---------- Data entries

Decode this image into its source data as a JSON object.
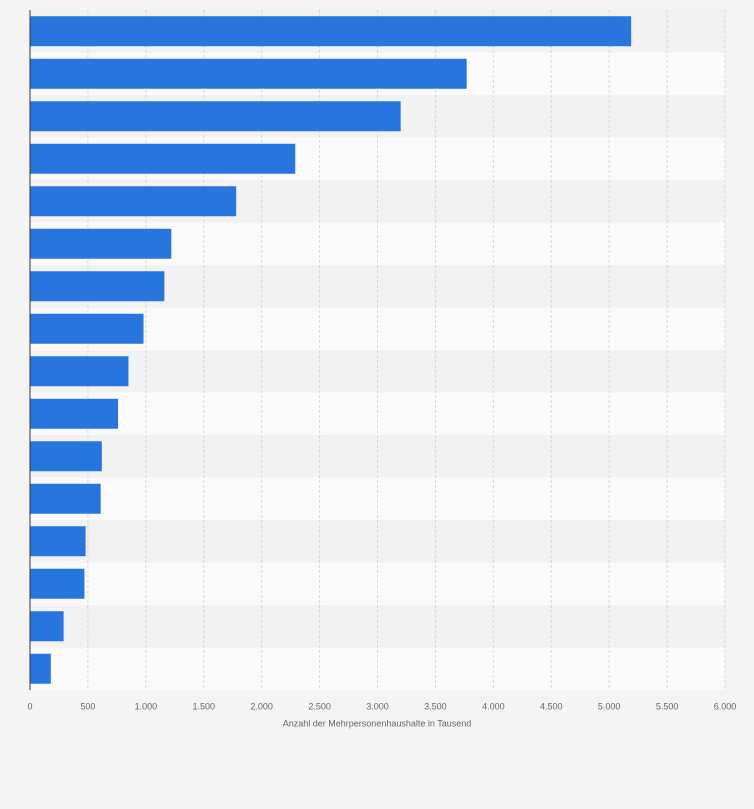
{
  "chart_data": {
    "type": "barh",
    "x_label": "Anzahl der Mehrpersonenhaushalte in Tausend",
    "categories": [
      null,
      null,
      null,
      null,
      null,
      null,
      null,
      null,
      null,
      null,
      null,
      null,
      null,
      null,
      null,
      null
    ],
    "values": [
      5190,
      3770,
      3200,
      2290,
      1780,
      1220,
      1160,
      980,
      850,
      760,
      620,
      610,
      480,
      470,
      290,
      180
    ],
    "color": "#2876dd",
    "xlim": [
      0,
      6000
    ],
    "xticks": [
      0,
      500,
      {
        "value": 1000,
        "label": "1.000"
      },
      {
        "value": 1500,
        "label": "1.500"
      },
      {
        "value": 2000,
        "label": "2.000"
      },
      {
        "value": 2500,
        "label": "2.500"
      },
      {
        "value": 3000,
        "label": "3.000"
      },
      {
        "value": 3500,
        "label": "3.500"
      },
      {
        "value": 4000,
        "label": "4.000"
      },
      {
        "value": 4500,
        "label": "4.500"
      },
      {
        "value": 5000,
        "label": "5.000"
      },
      {
        "value": 5500,
        "label": "5.500"
      },
      {
        "value": 6000,
        "label": "6.000"
      }
    ],
    "grid": true
  }
}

--------------------

§ **Stated exercise**: Reproduce every record above exactly, omitting the pictures.

§ **The completed task**:
Decode this image into its source data as a JSON object.
{
  "chart_data": {
    "type": "barh",
    "x_label": "Anzahl der Mehrpersonenhaushalte in Tausend",
    "categories": [
      null,
      null,
      null,
      null,
      null,
      null,
      null,
      null,
      null,
      null,
      null,
      null,
      null,
      null,
      null,
      null
    ],
    "values": [
      5190,
      3770,
      3200,
      2290,
      1780,
      1220,
      1160,
      980,
      850,
      760,
      620,
      610,
      480,
      470,
      290,
      180
    ],
    "color": "#2876dd",
    "xlim": [
      0,
      6000
    ],
    "xticks": [
      0,
      500,
      {
        "value": 1000,
        "label": "1.000"
      },
      {
        "value": 1500,
        "label": "1.500"
      },
      {
        "value": 2000,
        "label": "2.000"
      },
      {
        "value": 2500,
        "label": "2.500"
      },
      {
        "value": 3000,
        "label": "3.000"
      },
      {
        "value": 3500,
        "label": "3.500"
      },
      {
        "value": 4000,
        "label": "4.000"
      },
      {
        "value": 4500,
        "label": "4.500"
      },
      {
        "value": 5000,
        "label": "5.000"
      },
      {
        "value": 5500,
        "label": "5.500"
      },
      {
        "value": 6000,
        "label": "6.000"
      }
    ],
    "grid": true
  }
}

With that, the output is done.